*WORK TO DO*
Copy out the complete listing, word for word.

(Data records)
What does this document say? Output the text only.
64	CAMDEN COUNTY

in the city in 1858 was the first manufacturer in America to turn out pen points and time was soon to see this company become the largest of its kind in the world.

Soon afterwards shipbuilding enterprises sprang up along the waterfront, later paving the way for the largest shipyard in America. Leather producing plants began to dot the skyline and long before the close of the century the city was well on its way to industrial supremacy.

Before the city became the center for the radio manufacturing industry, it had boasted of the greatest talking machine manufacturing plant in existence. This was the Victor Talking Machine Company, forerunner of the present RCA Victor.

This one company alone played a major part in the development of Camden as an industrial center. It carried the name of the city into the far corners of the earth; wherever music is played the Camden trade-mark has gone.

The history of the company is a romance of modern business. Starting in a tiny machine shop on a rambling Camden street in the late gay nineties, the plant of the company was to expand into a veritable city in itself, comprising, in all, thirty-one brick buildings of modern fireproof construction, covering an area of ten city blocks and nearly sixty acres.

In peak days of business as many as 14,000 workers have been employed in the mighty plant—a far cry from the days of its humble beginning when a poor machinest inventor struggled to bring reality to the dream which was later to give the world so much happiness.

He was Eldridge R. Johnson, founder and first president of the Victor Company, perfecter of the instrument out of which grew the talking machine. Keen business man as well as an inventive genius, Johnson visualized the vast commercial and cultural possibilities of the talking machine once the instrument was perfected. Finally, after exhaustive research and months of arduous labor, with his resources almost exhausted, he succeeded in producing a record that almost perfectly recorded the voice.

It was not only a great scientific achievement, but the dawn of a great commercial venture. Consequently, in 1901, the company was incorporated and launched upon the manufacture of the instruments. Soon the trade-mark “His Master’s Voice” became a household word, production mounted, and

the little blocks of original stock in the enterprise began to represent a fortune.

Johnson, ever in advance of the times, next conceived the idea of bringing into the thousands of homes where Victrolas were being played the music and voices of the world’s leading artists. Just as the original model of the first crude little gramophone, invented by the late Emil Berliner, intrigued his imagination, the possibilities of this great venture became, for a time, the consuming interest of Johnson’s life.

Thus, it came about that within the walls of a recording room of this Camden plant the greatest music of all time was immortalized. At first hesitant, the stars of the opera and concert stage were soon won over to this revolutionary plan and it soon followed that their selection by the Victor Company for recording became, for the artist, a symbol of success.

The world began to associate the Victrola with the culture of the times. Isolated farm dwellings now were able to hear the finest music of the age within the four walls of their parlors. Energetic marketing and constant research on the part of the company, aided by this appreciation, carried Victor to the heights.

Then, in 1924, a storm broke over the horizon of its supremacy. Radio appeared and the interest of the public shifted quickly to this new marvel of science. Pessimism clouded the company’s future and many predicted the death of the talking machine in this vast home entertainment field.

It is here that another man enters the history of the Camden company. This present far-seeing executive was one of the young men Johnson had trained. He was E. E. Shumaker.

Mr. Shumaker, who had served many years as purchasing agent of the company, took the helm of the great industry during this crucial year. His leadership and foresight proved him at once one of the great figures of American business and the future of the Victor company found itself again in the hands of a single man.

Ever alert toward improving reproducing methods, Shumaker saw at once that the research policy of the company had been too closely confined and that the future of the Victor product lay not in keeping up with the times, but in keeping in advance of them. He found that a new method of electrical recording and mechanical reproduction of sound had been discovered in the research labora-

*REPLY*
What does this document say? Output the text only.
64	CAMDEN COUNTY

in the city in 1858 was the first manufacturer in America to turn out pen points and time was soon to see this company become the largest of its kind in the world.

Soon afterwards shipbuilding enterprises sprang up along the waterfront, later paving the way for the largest shipyard in America. Leather producing plants began to dot the skyline and long before the close of the century the city was well on its way to industrial supremacy.

Before the city became the center for the radio manufacturing industry, it had boasted of the greatest talking machine manufacturing plant in existence. This was the Victor Talking Machine Company, forerunner of the present RCA Victor.

This one company alone played a major part in the development of Camden as an industrial center. It carried the name of the city into the far corners of the earth; wherever music is played the Camden trade-mark has gone.

The history of the company is a romance of modern business. Starting in a tiny machine shop on a rambling Camden street in the late gay nineties, the plant of the company was to expand into a veritable city in itself, comprising, in all, thirty-one brick buildings of modern fireproof construction, covering an area of ten city blocks and nearly sixty acres.

In peak days of business as many as 14,000 workers have been employed in the mighty plant—a far cry from the days of its humble beginning when a poor machinest inventor struggled to bring reality to the dream which was later to give the world so much happiness.

He was Eldridge R. Johnson, founder and first president of the Victor Company, perfecter of the instrument out of which grew the talking machine. Keen business man as well as an inventive genius, Johnson visualized the vast commercial and cultural possibilities of the talking machine once the instrument was perfected. Finally, after exhaustive research and months of arduous labor, with his resources almost exhausted, he succeeded in producing a record that almost perfectly recorded the voice.

It was not only a great scientific achievement, but the dawn of a great commercial venture. Consequently, in 1901, the company was incorporated and launched upon the manufacture of the instruments. Soon the trade-mark “His Master’s Voice” became a household word, production mounted, and

the little blocks of original stock in the enterprise began to represent a fortune.

Johnson, ever in advance of the times, next conceived the idea of bringing into the thousands of homes where Victrolas were being played the music and voices of the world’s leading artists. Just as the original model of the first crude little gramophone, invented by the late Emil Berliner, intrigued his imagination, the possibilities of this great venture became, for a time, the consuming interest of Johnson’s life.

Thus, it came about that within the walls of a recording room of this Camden plant the greatest music of all time was immortalized. At first hesitant, the stars of the opera and concert stage were soon won over to this revolutionary plan and it soon followed that their selection by the Victor Company for recording became, for the artist, a symbol of success.

The world began to associate the Victrola with the culture of the times. Isolated farm dwellings now were able to hear the finest music of the age within the four walls of their parlors. Energetic marketing and constant research on the part of the company, aided by this appreciation, carried Victor to the heights.

Then, in 1924, a storm broke over the horizon of its supremacy. Radio appeared and the interest of the public shifted quickly to this new marvel of science. Pessimism clouded the company’s future and many predicted the death of the talking machine in this vast home entertainment field.

It is here that another man enters the history of the Camden company. This present far-seeing executive was one of the young men Johnson had trained. He was E. E. Shumaker.

Mr. Shumaker, who had served many years as purchasing agent of the company, took the helm of the great industry during this crucial year. His leadership and foresight proved him at once one of the great figures of American business and the future of the Victor company found itself again in the hands of a single man.

Ever alert toward improving reproducing methods, Shumaker saw at once that the research policy of the company had been too closely confined and that the future of the Victor product lay not in keeping up with the times, but in keeping in advance of them. He found that a new method of electrical recording and mechanical reproduction of sound had been discovered in the research labora-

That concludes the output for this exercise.